▶ **Challenge**: Give only the number of lines in the data that contain the word "MyCash".

----- Task inputs

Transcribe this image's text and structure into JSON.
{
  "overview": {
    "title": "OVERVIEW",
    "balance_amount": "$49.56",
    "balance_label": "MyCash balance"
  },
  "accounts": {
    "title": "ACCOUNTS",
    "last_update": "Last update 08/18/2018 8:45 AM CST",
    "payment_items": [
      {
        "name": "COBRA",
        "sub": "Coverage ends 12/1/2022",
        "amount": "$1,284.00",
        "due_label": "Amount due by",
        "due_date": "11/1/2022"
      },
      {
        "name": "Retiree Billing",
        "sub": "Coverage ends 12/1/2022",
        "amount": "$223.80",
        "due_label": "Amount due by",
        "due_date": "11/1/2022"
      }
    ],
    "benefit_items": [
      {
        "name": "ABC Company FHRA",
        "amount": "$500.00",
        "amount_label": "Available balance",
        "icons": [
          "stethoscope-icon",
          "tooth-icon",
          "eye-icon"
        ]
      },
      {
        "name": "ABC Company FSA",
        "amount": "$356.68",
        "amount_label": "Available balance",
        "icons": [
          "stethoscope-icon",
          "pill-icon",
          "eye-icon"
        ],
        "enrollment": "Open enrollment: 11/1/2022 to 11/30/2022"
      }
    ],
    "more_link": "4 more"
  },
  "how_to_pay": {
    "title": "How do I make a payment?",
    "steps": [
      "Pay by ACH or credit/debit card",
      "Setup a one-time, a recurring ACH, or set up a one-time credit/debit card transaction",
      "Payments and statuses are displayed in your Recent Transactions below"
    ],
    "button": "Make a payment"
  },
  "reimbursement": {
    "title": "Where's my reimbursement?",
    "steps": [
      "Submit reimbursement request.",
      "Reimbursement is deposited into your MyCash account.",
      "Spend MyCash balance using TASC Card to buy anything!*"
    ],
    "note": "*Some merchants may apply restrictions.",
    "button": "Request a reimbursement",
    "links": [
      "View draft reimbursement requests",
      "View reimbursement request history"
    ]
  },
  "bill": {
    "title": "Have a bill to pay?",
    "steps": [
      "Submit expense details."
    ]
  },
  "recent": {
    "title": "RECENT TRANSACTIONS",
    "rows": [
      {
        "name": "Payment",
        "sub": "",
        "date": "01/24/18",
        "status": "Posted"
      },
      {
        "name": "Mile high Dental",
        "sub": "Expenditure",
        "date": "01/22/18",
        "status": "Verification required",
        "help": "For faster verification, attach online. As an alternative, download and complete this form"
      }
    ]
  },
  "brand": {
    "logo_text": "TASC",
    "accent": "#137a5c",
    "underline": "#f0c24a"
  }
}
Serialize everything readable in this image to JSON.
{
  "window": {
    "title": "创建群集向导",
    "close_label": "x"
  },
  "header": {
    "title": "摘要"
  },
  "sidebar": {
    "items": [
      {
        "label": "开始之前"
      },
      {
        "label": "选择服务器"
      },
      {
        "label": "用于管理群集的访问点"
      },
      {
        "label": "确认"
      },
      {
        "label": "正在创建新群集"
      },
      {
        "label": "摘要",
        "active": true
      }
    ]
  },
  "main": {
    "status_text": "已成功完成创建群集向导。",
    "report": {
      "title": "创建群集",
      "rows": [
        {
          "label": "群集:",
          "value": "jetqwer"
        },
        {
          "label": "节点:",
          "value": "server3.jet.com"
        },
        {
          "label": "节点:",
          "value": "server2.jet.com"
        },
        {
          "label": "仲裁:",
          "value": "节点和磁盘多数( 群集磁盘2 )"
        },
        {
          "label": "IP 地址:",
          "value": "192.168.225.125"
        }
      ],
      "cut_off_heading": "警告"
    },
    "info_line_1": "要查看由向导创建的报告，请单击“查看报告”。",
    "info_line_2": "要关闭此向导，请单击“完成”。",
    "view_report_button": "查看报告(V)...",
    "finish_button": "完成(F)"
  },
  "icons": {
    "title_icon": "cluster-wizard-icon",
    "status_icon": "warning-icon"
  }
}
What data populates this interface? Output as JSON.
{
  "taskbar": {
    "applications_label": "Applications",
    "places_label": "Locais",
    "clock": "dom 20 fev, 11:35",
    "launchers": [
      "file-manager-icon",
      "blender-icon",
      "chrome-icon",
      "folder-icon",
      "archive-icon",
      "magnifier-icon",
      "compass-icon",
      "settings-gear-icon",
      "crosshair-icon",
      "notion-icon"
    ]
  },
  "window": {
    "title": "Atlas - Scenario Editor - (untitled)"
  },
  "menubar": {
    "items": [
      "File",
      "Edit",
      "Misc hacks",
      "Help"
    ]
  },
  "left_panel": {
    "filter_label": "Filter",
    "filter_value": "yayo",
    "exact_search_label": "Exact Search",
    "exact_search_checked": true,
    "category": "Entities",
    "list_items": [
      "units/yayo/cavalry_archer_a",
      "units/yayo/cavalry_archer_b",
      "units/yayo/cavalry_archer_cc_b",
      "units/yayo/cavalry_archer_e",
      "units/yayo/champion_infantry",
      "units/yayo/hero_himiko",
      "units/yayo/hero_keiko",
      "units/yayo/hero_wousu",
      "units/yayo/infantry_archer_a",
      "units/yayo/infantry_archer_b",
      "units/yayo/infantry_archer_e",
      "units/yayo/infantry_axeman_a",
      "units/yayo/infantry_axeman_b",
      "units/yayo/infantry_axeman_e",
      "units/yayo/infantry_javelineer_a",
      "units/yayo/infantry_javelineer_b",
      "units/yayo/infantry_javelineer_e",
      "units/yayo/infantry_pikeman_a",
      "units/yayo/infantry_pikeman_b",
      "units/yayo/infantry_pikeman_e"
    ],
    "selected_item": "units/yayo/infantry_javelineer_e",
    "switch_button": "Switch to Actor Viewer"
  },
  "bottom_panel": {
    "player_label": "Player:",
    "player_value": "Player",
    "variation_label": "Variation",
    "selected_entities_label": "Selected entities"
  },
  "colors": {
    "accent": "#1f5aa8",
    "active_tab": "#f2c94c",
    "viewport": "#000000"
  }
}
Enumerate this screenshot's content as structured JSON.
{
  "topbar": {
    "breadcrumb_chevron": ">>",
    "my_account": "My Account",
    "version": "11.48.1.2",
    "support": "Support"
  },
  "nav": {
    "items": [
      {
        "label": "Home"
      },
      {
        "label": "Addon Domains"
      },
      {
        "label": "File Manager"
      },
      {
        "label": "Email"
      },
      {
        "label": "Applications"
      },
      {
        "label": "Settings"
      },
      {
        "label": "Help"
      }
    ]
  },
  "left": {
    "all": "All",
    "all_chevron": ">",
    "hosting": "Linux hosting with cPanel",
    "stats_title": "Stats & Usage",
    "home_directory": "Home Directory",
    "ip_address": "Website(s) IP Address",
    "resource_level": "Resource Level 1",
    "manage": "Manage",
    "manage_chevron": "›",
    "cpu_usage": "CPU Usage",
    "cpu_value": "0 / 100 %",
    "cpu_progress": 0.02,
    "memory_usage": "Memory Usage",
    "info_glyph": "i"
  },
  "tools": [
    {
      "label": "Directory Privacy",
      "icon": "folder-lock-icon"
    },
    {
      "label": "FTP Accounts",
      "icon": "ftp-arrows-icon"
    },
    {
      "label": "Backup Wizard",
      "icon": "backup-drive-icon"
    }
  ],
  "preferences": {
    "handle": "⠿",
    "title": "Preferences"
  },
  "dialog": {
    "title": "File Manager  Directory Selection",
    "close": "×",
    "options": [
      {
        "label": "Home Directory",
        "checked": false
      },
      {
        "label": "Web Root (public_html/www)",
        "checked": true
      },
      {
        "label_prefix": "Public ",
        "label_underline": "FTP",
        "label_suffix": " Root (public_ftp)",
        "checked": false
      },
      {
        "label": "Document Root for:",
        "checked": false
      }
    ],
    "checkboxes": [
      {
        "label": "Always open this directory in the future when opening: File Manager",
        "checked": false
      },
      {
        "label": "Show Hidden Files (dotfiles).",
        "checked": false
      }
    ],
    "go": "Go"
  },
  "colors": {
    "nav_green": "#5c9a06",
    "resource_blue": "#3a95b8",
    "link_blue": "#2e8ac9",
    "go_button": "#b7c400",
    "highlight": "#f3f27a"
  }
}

----------

▶ **Result**: 3